━━━━━ RECORDED DATA ━━━━━

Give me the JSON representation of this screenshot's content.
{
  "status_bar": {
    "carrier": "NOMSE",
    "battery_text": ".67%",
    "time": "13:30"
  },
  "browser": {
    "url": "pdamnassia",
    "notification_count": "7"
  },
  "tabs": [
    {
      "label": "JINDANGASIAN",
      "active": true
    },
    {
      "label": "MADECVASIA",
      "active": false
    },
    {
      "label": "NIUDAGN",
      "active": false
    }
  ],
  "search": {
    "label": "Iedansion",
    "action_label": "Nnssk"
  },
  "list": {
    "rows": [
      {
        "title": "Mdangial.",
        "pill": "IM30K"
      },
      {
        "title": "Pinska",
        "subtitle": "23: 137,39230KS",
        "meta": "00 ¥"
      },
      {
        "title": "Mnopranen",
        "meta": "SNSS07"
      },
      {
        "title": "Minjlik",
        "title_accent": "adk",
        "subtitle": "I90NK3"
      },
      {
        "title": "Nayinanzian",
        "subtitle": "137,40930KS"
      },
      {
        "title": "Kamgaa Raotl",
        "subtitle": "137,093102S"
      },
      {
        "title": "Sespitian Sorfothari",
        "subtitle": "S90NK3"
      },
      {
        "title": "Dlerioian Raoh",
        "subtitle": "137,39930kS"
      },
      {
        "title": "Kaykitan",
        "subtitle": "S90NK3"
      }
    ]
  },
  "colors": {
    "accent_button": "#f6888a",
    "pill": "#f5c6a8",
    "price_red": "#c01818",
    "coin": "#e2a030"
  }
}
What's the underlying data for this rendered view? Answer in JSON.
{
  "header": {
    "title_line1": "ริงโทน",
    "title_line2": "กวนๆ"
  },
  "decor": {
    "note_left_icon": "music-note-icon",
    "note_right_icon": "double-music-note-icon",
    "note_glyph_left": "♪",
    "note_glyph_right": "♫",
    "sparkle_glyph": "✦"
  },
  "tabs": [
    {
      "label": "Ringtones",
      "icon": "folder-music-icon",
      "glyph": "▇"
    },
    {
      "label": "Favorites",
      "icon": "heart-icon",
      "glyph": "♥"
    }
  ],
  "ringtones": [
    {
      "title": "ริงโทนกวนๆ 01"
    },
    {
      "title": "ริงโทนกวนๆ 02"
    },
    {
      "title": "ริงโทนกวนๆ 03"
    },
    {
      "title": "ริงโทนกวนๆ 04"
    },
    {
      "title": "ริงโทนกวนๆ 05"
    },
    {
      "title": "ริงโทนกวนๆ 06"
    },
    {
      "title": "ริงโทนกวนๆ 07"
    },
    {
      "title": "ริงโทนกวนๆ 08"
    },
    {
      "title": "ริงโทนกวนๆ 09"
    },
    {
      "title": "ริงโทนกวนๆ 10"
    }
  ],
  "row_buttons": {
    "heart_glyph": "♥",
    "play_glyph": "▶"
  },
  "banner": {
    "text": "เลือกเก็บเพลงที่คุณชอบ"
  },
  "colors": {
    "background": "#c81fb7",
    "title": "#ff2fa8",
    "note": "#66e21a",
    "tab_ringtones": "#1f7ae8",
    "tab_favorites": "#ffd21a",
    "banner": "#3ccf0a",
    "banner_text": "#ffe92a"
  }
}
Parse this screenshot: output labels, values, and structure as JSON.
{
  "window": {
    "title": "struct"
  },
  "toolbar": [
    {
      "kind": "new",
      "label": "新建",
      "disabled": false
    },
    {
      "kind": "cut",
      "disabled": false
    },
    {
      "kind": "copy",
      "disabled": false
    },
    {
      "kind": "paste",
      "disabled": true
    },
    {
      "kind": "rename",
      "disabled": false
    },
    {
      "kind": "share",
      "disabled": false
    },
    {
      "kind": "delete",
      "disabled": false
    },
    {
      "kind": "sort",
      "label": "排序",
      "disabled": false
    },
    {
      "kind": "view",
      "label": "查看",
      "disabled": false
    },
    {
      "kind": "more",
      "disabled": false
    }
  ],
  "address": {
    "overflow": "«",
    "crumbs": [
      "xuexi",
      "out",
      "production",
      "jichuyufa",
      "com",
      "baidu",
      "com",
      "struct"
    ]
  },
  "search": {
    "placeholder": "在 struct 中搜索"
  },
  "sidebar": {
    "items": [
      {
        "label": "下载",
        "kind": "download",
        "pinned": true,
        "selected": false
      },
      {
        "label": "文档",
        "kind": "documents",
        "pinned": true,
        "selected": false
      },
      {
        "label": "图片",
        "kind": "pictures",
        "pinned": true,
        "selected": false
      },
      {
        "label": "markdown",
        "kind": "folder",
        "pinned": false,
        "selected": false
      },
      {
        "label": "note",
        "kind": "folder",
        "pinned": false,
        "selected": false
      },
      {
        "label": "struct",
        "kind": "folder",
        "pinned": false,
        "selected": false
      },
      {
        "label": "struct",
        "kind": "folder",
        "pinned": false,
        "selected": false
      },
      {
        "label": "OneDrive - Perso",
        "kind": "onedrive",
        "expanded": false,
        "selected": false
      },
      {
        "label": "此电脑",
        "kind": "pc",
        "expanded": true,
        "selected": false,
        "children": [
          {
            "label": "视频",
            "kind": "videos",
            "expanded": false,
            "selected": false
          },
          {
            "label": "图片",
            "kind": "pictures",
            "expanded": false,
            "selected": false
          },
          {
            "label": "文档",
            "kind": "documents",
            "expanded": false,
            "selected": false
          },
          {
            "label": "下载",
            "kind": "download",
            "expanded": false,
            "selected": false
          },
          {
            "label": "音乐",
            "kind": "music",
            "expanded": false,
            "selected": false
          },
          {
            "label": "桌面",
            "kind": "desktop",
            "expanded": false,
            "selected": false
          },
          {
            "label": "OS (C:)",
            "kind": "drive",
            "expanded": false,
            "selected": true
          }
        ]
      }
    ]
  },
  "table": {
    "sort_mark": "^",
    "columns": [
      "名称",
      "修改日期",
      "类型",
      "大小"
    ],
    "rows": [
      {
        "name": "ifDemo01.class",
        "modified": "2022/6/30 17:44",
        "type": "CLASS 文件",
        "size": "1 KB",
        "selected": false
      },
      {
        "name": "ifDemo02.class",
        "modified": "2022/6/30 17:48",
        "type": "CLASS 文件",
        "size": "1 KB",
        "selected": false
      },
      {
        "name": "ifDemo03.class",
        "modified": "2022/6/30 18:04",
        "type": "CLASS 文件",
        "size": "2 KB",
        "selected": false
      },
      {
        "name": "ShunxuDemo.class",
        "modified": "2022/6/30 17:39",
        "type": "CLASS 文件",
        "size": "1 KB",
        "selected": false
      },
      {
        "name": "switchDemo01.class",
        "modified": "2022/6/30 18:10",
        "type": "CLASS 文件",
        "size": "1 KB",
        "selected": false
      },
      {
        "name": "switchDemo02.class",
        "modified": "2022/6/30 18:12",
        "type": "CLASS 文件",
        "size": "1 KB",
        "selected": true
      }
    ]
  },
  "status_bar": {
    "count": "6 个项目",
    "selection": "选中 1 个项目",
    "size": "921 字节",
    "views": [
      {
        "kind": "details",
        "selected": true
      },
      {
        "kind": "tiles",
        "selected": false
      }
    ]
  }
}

━━━━━
━━━━━ RECORDED DATA ━━━━━

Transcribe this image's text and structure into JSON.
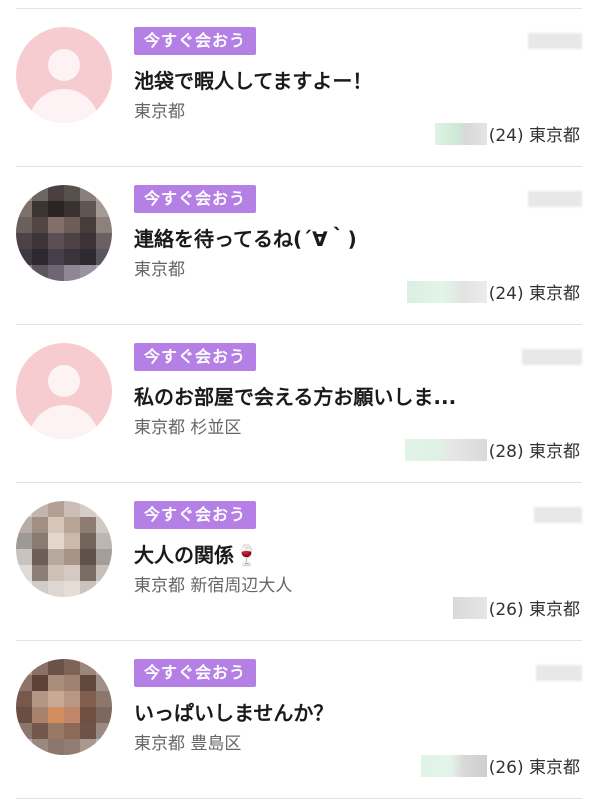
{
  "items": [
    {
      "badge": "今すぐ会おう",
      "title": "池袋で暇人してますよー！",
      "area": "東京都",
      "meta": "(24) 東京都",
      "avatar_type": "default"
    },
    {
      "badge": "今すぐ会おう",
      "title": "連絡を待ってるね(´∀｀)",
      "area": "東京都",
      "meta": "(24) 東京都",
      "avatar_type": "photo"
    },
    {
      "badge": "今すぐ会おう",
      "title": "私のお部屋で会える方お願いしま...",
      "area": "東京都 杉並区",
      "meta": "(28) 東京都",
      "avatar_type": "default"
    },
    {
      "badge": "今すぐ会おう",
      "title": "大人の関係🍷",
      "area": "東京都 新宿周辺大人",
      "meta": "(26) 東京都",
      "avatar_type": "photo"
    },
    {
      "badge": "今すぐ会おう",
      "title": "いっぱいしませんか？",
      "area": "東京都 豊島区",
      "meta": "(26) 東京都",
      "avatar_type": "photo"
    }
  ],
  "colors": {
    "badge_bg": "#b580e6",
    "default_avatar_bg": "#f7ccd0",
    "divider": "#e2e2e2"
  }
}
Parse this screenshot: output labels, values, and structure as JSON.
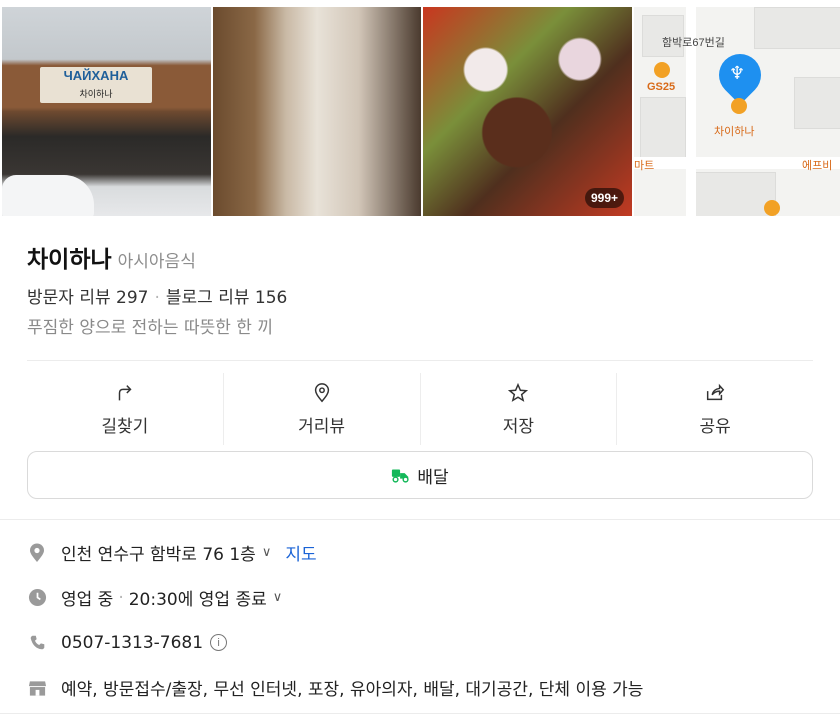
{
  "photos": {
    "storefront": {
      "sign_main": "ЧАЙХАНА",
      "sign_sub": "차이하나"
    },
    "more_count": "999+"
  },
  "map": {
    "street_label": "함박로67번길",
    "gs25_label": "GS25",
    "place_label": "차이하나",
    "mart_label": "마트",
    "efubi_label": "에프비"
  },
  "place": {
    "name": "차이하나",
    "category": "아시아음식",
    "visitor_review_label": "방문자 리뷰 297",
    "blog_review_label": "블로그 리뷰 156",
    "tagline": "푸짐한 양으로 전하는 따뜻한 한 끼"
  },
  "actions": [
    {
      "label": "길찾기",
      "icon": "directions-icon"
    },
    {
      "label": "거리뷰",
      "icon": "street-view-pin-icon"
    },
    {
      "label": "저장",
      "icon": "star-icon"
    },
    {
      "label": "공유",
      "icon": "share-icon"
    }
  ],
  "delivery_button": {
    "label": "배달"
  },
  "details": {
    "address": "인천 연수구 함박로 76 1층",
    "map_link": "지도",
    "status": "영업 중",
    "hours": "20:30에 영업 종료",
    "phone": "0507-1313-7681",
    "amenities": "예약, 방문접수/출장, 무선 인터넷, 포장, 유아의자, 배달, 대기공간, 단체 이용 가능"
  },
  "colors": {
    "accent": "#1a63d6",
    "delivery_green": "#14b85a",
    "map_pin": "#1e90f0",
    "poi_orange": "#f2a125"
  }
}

━━━━━

- **REQUEST**
Each line that holds the word "music" is to be copied.

- **ANSWER BELOW**
    "note_left_icon": "music-note-icon",
    "note_right_icon": "double-music-note-icon",
      "icon": "folder-music-icon",
            "kind": "music",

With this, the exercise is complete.